**INSTRUCTION:** Compute the number of lines that include the string "content", then output that number and nothing else.

****************************************

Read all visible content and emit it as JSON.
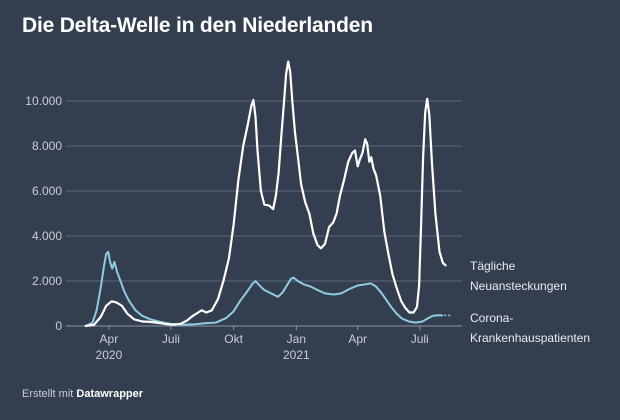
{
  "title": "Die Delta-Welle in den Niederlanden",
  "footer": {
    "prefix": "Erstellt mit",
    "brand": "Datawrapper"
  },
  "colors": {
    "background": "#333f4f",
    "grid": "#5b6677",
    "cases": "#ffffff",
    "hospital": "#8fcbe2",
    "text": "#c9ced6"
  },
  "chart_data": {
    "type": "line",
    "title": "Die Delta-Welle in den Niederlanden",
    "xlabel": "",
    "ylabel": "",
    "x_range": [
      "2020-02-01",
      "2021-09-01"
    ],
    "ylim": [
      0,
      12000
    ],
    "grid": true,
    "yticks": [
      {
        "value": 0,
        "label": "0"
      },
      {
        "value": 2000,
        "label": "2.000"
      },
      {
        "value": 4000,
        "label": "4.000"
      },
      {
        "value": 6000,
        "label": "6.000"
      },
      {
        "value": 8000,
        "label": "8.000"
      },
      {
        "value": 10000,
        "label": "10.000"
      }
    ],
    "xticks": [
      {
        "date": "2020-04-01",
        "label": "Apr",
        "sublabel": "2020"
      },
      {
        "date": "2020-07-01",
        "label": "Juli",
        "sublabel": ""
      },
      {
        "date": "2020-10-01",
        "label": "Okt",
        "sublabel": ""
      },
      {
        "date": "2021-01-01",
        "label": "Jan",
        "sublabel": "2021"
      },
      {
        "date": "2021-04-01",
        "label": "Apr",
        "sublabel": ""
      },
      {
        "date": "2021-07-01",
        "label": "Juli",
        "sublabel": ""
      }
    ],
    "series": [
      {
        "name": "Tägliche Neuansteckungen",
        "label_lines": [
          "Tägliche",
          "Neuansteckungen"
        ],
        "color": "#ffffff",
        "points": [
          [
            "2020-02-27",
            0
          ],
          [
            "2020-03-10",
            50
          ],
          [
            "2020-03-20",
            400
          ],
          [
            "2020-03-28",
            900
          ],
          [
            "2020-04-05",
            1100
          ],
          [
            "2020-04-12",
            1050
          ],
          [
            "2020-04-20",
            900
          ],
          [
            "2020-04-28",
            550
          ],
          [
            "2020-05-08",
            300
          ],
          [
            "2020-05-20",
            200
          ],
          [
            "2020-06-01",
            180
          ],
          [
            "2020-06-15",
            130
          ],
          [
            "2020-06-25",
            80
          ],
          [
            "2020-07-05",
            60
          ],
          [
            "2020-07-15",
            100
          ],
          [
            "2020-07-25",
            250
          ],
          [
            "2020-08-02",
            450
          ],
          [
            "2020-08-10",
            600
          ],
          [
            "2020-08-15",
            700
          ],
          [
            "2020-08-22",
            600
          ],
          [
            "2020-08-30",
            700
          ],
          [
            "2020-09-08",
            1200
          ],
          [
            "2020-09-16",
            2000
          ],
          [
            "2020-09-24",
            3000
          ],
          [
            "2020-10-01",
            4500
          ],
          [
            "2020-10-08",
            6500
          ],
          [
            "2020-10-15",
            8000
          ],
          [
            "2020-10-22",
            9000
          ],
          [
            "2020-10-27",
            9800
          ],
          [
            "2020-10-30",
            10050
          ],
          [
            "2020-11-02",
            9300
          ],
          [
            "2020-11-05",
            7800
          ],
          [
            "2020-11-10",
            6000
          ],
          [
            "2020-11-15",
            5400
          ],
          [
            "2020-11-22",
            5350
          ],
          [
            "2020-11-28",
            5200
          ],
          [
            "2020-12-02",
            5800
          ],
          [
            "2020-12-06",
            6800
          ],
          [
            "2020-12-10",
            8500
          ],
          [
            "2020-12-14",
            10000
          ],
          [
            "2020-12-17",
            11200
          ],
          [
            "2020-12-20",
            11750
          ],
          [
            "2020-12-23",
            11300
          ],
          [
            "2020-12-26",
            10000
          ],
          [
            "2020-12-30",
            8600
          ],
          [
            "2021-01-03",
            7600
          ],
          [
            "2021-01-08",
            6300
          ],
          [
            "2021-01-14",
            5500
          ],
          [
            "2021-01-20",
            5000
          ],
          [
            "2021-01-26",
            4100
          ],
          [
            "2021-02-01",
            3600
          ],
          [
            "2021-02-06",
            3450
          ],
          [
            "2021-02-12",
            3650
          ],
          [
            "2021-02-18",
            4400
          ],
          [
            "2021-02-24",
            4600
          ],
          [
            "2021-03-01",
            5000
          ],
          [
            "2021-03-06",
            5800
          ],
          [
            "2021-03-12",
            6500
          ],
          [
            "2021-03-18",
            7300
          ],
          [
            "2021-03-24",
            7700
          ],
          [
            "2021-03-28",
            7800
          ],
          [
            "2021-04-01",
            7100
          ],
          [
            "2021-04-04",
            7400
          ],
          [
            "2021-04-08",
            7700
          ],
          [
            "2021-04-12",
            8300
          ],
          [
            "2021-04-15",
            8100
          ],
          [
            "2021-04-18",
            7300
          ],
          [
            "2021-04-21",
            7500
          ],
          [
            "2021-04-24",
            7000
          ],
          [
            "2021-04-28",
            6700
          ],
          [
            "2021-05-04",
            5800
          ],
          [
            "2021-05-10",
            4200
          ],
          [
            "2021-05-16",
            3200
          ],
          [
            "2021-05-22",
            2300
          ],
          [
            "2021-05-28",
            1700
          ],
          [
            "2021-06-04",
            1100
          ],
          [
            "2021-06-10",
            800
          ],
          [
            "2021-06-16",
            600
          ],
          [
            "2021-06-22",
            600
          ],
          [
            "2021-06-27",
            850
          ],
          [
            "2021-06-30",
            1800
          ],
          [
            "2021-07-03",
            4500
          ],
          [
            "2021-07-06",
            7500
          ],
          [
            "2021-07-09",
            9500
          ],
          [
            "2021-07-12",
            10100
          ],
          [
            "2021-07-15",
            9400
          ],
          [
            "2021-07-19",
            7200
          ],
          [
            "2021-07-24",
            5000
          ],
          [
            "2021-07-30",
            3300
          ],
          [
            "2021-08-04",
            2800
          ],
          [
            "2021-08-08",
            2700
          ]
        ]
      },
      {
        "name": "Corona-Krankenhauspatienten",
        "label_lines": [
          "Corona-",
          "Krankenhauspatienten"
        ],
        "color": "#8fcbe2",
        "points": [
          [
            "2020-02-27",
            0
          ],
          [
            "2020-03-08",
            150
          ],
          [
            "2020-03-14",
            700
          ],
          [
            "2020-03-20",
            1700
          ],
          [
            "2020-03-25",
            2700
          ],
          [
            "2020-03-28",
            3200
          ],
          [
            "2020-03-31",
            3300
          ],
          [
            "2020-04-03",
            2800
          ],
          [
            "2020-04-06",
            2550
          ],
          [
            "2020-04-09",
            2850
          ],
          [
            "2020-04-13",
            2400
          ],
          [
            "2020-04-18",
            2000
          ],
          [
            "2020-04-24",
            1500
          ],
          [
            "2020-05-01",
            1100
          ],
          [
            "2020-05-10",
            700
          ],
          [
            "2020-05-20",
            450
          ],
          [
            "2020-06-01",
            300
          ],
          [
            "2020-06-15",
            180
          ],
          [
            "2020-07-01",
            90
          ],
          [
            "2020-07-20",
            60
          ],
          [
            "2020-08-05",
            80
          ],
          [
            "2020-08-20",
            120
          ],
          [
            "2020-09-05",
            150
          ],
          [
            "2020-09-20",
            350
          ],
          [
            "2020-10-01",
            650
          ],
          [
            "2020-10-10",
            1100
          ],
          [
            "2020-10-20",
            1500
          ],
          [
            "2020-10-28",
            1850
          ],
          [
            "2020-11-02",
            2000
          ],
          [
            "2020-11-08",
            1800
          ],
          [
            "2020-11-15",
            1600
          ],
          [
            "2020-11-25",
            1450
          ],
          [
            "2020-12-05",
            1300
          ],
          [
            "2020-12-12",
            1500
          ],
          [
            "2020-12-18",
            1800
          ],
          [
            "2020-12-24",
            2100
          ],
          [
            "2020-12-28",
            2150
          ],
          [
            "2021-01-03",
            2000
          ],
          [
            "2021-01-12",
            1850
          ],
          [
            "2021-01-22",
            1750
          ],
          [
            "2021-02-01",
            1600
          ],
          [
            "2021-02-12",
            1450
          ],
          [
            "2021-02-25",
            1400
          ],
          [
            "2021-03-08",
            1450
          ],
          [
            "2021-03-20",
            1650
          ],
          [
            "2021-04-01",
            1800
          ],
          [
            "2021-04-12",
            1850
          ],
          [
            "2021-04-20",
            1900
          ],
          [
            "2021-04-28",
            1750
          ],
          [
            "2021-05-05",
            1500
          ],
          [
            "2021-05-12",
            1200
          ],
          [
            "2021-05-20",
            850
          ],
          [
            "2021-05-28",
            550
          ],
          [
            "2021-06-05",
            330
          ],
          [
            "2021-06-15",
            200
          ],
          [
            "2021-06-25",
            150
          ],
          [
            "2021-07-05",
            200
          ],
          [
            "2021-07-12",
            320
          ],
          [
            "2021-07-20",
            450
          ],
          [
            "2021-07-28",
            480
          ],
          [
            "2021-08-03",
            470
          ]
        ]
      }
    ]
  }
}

****************************************

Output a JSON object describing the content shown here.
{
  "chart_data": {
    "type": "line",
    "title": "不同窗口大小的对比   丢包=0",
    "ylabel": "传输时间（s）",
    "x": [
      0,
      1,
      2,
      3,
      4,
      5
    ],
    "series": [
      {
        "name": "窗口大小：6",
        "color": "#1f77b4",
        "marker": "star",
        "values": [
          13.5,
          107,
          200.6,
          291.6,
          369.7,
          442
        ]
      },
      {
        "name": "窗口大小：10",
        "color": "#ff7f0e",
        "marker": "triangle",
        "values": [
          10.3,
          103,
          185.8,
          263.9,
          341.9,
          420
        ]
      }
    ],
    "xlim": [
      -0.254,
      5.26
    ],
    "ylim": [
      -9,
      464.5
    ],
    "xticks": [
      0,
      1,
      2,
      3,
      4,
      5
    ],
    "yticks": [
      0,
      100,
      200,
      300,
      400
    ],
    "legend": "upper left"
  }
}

****************************************

**RESULT FOR THIS EXERCISE:** 2